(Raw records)
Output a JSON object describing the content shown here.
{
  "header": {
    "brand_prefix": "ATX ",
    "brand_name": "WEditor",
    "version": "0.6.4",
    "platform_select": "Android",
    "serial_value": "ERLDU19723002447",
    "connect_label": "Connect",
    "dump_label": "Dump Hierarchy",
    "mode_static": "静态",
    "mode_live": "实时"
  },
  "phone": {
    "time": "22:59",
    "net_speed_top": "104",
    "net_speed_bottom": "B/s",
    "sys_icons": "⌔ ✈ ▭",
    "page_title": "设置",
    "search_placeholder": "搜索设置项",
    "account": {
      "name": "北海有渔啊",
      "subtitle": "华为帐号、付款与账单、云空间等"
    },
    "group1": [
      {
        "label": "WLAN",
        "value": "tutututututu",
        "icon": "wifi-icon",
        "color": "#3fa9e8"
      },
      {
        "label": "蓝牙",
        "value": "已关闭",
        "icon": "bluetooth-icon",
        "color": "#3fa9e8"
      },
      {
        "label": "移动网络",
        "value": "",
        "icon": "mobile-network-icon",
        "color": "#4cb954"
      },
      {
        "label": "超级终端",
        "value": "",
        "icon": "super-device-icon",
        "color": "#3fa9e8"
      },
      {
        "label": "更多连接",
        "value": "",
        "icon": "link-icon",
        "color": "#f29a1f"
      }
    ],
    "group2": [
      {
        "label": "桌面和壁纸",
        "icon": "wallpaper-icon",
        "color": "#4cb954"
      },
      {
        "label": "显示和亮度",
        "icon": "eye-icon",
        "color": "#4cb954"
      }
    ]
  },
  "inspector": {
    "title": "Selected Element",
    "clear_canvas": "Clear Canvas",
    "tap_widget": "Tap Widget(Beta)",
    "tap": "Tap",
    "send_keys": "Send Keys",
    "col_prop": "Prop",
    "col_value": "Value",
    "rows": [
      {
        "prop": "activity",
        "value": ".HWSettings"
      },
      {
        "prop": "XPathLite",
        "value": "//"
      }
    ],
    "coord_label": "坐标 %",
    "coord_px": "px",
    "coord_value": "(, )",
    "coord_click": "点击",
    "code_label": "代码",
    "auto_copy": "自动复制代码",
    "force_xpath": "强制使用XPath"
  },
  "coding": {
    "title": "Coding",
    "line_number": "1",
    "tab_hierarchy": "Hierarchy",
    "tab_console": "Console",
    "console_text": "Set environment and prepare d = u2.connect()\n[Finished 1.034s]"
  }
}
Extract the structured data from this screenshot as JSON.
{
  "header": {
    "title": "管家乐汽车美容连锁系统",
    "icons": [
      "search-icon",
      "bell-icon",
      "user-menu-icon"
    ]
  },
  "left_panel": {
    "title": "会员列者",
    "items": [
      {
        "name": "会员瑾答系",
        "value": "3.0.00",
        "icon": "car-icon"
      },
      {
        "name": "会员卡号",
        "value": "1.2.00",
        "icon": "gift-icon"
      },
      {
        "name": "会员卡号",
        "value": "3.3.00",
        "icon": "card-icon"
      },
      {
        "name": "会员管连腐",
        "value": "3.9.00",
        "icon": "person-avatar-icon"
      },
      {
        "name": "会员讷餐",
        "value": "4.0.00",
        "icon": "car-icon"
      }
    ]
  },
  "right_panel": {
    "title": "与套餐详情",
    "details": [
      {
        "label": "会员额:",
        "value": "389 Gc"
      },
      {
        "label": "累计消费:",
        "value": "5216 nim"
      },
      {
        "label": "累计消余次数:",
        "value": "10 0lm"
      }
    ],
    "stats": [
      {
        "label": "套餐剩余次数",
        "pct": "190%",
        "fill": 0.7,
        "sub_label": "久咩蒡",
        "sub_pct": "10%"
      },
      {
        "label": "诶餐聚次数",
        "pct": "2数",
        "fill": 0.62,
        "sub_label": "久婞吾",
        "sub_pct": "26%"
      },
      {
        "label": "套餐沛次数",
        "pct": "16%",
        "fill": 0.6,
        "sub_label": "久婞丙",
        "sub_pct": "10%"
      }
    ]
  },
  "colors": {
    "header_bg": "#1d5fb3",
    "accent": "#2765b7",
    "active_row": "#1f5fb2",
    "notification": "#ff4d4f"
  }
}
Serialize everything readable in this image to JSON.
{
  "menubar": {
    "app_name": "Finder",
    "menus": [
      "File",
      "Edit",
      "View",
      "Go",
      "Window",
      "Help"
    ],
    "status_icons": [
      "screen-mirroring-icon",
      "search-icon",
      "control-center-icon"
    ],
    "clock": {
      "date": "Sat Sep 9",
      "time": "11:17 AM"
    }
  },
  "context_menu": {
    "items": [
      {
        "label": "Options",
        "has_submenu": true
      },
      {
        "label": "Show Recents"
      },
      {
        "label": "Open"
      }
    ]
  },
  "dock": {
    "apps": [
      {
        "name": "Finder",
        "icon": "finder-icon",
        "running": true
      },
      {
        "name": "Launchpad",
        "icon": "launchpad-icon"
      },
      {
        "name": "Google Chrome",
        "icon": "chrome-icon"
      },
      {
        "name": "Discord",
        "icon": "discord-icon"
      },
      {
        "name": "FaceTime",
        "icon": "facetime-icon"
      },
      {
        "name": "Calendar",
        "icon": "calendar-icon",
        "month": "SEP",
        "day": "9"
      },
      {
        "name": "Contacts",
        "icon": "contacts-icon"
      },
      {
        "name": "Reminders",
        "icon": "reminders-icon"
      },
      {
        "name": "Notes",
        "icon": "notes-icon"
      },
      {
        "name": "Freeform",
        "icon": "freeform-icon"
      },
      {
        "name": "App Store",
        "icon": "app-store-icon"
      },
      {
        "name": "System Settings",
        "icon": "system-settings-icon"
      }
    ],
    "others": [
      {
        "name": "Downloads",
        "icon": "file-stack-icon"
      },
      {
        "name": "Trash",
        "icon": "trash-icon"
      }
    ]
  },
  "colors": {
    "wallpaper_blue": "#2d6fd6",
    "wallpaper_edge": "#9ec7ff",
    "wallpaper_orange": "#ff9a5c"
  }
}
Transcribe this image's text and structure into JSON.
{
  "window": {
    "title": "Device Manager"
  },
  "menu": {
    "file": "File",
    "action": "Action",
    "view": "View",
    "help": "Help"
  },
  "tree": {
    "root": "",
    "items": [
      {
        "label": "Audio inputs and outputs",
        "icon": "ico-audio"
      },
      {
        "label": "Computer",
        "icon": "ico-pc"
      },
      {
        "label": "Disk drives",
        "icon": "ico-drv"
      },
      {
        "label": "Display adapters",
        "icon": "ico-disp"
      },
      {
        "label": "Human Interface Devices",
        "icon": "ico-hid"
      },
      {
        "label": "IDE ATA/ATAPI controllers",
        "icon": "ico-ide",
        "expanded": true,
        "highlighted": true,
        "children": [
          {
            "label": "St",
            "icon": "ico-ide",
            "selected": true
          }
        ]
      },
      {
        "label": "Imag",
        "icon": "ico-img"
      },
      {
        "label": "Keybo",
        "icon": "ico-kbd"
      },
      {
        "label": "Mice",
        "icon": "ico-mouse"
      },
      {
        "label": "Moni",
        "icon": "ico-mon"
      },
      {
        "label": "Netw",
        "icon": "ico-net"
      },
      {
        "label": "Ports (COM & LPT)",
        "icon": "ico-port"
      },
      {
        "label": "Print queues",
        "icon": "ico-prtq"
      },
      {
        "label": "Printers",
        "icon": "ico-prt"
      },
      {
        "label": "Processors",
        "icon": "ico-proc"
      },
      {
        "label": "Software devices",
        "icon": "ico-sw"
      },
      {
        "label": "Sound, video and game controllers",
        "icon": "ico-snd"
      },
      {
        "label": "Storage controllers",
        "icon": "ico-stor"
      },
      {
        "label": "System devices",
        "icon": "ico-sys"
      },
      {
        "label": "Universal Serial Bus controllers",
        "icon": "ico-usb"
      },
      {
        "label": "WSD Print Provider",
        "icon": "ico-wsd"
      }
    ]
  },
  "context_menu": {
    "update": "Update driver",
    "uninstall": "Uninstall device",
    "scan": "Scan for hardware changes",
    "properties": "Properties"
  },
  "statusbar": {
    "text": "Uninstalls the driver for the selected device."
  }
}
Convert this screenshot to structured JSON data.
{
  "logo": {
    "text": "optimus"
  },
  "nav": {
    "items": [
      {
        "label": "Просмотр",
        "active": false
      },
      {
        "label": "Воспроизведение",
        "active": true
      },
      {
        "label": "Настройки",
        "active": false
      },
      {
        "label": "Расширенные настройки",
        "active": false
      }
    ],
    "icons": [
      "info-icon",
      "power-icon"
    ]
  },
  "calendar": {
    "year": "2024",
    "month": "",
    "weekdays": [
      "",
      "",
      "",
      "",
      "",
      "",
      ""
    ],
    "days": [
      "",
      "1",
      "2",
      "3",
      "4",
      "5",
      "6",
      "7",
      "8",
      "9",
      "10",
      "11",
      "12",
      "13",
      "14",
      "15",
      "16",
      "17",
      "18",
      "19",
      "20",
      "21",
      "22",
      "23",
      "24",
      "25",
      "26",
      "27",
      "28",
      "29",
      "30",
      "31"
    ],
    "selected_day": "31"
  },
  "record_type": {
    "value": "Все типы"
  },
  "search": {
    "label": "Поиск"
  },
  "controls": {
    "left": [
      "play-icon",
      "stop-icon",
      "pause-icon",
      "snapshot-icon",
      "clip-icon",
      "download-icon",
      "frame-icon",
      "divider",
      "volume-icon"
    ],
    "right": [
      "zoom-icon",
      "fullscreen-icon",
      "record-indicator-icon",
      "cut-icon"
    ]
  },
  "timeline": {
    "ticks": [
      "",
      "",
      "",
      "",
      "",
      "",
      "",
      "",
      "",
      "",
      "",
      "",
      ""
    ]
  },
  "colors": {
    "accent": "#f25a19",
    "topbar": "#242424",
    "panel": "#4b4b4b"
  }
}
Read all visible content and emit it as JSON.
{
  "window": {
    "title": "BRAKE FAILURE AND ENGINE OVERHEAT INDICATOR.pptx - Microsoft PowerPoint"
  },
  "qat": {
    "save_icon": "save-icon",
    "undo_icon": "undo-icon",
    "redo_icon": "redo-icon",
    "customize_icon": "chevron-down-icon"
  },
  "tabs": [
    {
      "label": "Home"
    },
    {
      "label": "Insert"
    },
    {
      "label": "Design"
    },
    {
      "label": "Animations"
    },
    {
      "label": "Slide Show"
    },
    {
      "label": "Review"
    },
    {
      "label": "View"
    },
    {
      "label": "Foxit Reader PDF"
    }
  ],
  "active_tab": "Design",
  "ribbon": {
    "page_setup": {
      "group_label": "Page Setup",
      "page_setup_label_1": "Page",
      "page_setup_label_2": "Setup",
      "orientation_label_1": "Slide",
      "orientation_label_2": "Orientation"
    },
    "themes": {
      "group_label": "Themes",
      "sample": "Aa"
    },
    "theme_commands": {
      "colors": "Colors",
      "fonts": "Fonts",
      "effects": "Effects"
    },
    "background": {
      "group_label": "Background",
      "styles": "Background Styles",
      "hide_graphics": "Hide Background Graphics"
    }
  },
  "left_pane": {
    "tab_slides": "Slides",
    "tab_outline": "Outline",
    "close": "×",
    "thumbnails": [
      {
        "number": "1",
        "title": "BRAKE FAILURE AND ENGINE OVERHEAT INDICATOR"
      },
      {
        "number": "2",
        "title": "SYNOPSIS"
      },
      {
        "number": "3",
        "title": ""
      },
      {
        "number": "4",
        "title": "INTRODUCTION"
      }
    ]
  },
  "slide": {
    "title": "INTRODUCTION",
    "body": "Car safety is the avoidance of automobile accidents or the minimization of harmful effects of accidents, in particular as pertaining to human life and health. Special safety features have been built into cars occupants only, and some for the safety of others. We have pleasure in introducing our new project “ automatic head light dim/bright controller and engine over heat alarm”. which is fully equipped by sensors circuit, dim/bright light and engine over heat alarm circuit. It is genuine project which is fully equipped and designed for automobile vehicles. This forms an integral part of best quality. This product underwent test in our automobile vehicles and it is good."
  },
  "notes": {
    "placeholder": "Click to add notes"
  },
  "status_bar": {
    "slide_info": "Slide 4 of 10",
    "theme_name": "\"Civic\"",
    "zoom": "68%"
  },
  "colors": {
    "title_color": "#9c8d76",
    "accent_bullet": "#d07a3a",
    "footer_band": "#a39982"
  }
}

#### [PROMPT]
Gather and copy every line of the data in which the string "INTRODUCTION" is found.

#### [WRITTEN RESPONSE]
        "title": "INTRODUCTION"
    "title": "INTRODUCTION",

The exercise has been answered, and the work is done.